WHAT NEEDS TO BE DONE:
Print every entry, word for word, and skip the images.

SOURCE DATA:

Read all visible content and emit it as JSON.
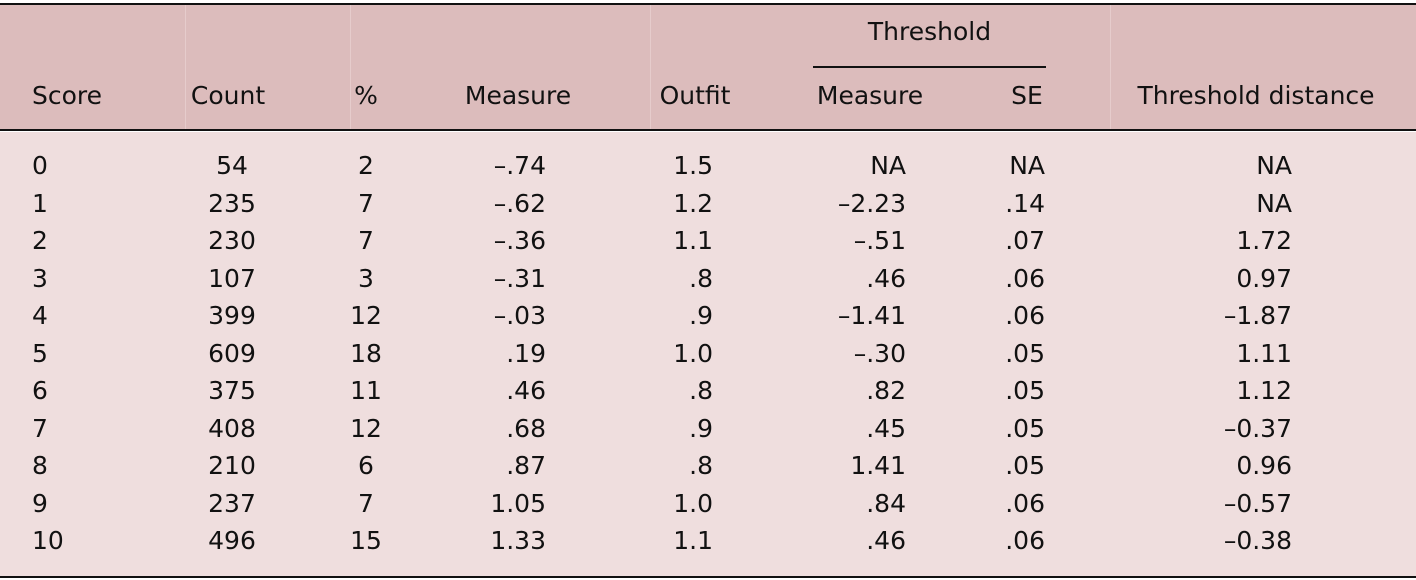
{
  "table": {
    "group_header": "Threshold",
    "columns": [
      "Score",
      "Count",
      "%",
      "Measure",
      "Outfit",
      "Measure",
      "SE",
      "Threshold distance"
    ],
    "rows": [
      [
        "0",
        "54",
        "2",
        "–.74",
        "1.5",
        "NA",
        "NA",
        "NA"
      ],
      [
        "1",
        "235",
        "7",
        "–.62",
        "1.2",
        "–2.23",
        ".14",
        "NA"
      ],
      [
        "2",
        "230",
        "7",
        "–.36",
        "1.1",
        "–.51",
        ".07",
        "1.72"
      ],
      [
        "3",
        "107",
        "3",
        "–.31",
        ".8",
        ".46",
        ".06",
        "0.97"
      ],
      [
        "4",
        "399",
        "12",
        "–.03",
        ".9",
        "–1.41",
        ".06",
        "–1.87"
      ],
      [
        "5",
        "609",
        "18",
        ".19",
        "1.0",
        "–.30",
        ".05",
        "1.11"
      ],
      [
        "6",
        "375",
        "11",
        ".46",
        ".8",
        ".82",
        ".05",
        "1.12"
      ],
      [
        "7",
        "408",
        "12",
        ".68",
        ".9",
        ".45",
        ".05",
        "–0.37"
      ],
      [
        "8",
        "210",
        "6",
        ".87",
        ".8",
        "1.41",
        ".05",
        "0.96"
      ],
      [
        "9",
        "237",
        "7",
        "1.05",
        "1.0",
        ".84",
        ".06",
        "–0.57"
      ],
      [
        "10",
        "496",
        "15",
        "1.33",
        "1.1",
        ".46",
        ".06",
        "–0.38"
      ]
    ]
  }
}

THE COMPLETED TASK:
Read all visible content and emit it as JSON.
{
  "table": {
    "group_header": "Threshold",
    "columns": [
      "Score",
      "Count",
      "%",
      "Measure",
      "Outfit",
      "Measure",
      "SE",
      "Threshold distance"
    ],
    "rows": [
      [
        "0",
        "54",
        "2",
        "–.74",
        "1.5",
        "NA",
        "NA",
        "NA"
      ],
      [
        "1",
        "235",
        "7",
        "–.62",
        "1.2",
        "–2.23",
        ".14",
        "NA"
      ],
      [
        "2",
        "230",
        "7",
        "–.36",
        "1.1",
        "–.51",
        ".07",
        "1.72"
      ],
      [
        "3",
        "107",
        "3",
        "–.31",
        ".8",
        ".46",
        ".06",
        "0.97"
      ],
      [
        "4",
        "399",
        "12",
        "–.03",
        ".9",
        "–1.41",
        ".06",
        "–1.87"
      ],
      [
        "5",
        "609",
        "18",
        ".19",
        "1.0",
        "–.30",
        ".05",
        "1.11"
      ],
      [
        "6",
        "375",
        "11",
        ".46",
        ".8",
        ".82",
        ".05",
        "1.12"
      ],
      [
        "7",
        "408",
        "12",
        ".68",
        ".9",
        ".45",
        ".05",
        "–0.37"
      ],
      [
        "8",
        "210",
        "6",
        ".87",
        ".8",
        "1.41",
        ".05",
        "0.96"
      ],
      [
        "9",
        "237",
        "7",
        "1.05",
        "1.0",
        ".84",
        ".06",
        "–0.57"
      ],
      [
        "10",
        "496",
        "15",
        "1.33",
        "1.1",
        ".46",
        ".06",
        "–0.38"
      ]
    ]
  }
}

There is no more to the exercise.